EXTRACTED RECORDS:
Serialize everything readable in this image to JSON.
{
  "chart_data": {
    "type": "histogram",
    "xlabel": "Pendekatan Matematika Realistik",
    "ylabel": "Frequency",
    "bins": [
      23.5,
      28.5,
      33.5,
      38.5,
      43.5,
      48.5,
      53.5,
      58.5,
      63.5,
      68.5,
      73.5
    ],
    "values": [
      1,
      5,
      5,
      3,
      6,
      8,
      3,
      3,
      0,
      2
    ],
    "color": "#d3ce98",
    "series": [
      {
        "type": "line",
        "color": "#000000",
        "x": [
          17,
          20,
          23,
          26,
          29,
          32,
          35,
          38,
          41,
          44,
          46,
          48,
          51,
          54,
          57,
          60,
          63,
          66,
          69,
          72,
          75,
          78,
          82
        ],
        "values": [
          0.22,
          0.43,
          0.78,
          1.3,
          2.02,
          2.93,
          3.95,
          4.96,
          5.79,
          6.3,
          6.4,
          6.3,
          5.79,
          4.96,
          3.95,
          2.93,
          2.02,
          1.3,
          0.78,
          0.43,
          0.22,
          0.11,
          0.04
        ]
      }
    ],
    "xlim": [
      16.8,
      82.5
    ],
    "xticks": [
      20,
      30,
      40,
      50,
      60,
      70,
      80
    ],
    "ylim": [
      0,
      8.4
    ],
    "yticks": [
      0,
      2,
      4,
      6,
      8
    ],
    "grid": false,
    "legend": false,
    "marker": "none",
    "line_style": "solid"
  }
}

WORK TO DO: Retype the records in full. Keep every line identical to the original.

EXERCISE RESPONSE:
Serialize everything readable in this image to JSON.
{
  "chart_data": {
    "type": "histogram",
    "xlabel": "Pendekatan Matematika Realistik",
    "ylabel": "Frequency",
    "bins": [
      23.5,
      28.5,
      33.5,
      38.5,
      43.5,
      48.5,
      53.5,
      58.5,
      63.5,
      68.5,
      73.5
    ],
    "values": [
      1,
      5,
      5,
      3,
      6,
      8,
      3,
      3,
      0,
      2
    ],
    "color": "#d3ce98",
    "series": [
      {
        "type": "line",
        "color": "#000000",
        "x": [
          17,
          20,
          23,
          26,
          29,
          32,
          35,
          38,
          41,
          44,
          46,
          48,
          51,
          54,
          57,
          60,
          63,
          66,
          69,
          72,
          75,
          78,
          82
        ],
        "values": [
          0.22,
          0.43,
          0.78,
          1.3,
          2.02,
          2.93,
          3.95,
          4.96,
          5.79,
          6.3,
          6.4,
          6.3,
          5.79,
          4.96,
          3.95,
          2.93,
          2.02,
          1.3,
          0.78,
          0.43,
          0.22,
          0.11,
          0.04
        ]
      }
    ],
    "xlim": [
      16.8,
      82.5
    ],
    "xticks": [
      20,
      30,
      40,
      50,
      60,
      70,
      80
    ],
    "ylim": [
      0,
      8.4
    ],
    "yticks": [
      0,
      2,
      4,
      6,
      8
    ],
    "grid": false,
    "legend": false,
    "marker": "none",
    "line_style": "solid"
  }
}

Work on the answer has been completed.